Can you write out all of the material below, word for word?

Records for the exercise>
>> begin
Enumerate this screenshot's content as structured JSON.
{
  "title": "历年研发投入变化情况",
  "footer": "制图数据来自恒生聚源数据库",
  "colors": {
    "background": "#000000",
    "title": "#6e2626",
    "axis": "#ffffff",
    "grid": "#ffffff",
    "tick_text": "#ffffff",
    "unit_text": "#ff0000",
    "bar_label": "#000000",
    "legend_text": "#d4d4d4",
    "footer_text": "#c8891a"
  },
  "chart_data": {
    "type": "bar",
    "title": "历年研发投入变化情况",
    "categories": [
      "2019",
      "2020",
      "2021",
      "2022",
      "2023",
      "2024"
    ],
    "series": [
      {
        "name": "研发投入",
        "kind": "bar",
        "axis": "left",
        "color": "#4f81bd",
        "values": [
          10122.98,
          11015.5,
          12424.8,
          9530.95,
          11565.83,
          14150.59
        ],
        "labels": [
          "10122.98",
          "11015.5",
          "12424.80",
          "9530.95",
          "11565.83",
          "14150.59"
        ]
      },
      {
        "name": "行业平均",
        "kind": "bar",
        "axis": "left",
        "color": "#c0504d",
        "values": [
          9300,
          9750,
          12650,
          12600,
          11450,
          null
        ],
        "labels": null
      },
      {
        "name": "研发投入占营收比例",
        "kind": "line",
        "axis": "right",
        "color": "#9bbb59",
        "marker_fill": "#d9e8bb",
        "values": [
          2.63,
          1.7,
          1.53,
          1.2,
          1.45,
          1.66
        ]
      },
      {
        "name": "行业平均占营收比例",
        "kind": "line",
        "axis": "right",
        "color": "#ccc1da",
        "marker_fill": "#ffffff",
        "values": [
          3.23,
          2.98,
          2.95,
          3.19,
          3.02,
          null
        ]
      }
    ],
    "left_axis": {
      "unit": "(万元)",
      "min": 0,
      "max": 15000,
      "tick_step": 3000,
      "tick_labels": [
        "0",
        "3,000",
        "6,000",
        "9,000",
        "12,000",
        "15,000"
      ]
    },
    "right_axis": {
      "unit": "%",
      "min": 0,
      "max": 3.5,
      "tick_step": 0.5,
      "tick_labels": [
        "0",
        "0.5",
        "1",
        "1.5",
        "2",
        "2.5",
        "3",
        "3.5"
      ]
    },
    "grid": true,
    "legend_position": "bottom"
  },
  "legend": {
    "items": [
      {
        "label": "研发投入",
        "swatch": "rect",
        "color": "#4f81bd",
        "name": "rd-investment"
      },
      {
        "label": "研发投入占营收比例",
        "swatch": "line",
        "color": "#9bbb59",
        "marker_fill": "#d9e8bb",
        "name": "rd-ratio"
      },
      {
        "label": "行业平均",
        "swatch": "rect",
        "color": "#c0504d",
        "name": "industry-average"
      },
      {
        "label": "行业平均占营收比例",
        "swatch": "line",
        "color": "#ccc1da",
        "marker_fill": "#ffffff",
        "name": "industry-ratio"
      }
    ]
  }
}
>> end
Finished exercise>
Enumerate this screenshot's content as structured JSON.
{
  "title": "历年研发投入变化情况",
  "footer": "制图数据来自恒生聚源数据库",
  "colors": {
    "background": "#000000",
    "title": "#6e2626",
    "axis": "#ffffff",
    "grid": "#ffffff",
    "tick_text": "#ffffff",
    "unit_text": "#ff0000",
    "bar_label": "#000000",
    "legend_text": "#d4d4d4",
    "footer_text": "#c8891a"
  },
  "chart_data": {
    "type": "bar",
    "title": "历年研发投入变化情况",
    "categories": [
      "2019",
      "2020",
      "2021",
      "2022",
      "2023",
      "2024"
    ],
    "series": [
      {
        "name": "研发投入",
        "kind": "bar",
        "axis": "left",
        "color": "#4f81bd",
        "values": [
          10122.98,
          11015.5,
          12424.8,
          9530.95,
          11565.83,
          14150.59
        ],
        "labels": [
          "10122.98",
          "11015.5",
          "12424.80",
          "9530.95",
          "11565.83",
          "14150.59"
        ]
      },
      {
        "name": "行业平均",
        "kind": "bar",
        "axis": "left",
        "color": "#c0504d",
        "values": [
          9300,
          9750,
          12650,
          12600,
          11450,
          null
        ],
        "labels": null
      },
      {
        "name": "研发投入占营收比例",
        "kind": "line",
        "axis": "right",
        "color": "#9bbb59",
        "marker_fill": "#d9e8bb",
        "values": [
          2.63,
          1.7,
          1.53,
          1.2,
          1.45,
          1.66
        ]
      },
      {
        "name": "行业平均占营收比例",
        "kind": "line",
        "axis": "right",
        "color": "#ccc1da",
        "marker_fill": "#ffffff",
        "values": [
          3.23,
          2.98,
          2.95,
          3.19,
          3.02,
          null
        ]
      }
    ],
    "left_axis": {
      "unit": "(万元)",
      "min": 0,
      "max": 15000,
      "tick_step": 3000,
      "tick_labels": [
        "0",
        "3,000",
        "6,000",
        "9,000",
        "12,000",
        "15,000"
      ]
    },
    "right_axis": {
      "unit": "%",
      "min": 0,
      "max": 3.5,
      "tick_step": 0.5,
      "tick_labels": [
        "0",
        "0.5",
        "1",
        "1.5",
        "2",
        "2.5",
        "3",
        "3.5"
      ]
    },
    "grid": true,
    "legend_position": "bottom"
  },
  "legend": {
    "items": [
      {
        "label": "研发投入",
        "swatch": "rect",
        "color": "#4f81bd",
        "name": "rd-investment"
      },
      {
        "label": "研发投入占营收比例",
        "swatch": "line",
        "color": "#9bbb59",
        "marker_fill": "#d9e8bb",
        "name": "rd-ratio"
      },
      {
        "label": "行业平均",
        "swatch": "rect",
        "color": "#c0504d",
        "name": "industry-average"
      },
      {
        "label": "行业平均占营收比例",
        "swatch": "line",
        "color": "#ccc1da",
        "marker_fill": "#ffffff",
        "name": "industry-ratio"
      }
    ]
  }
}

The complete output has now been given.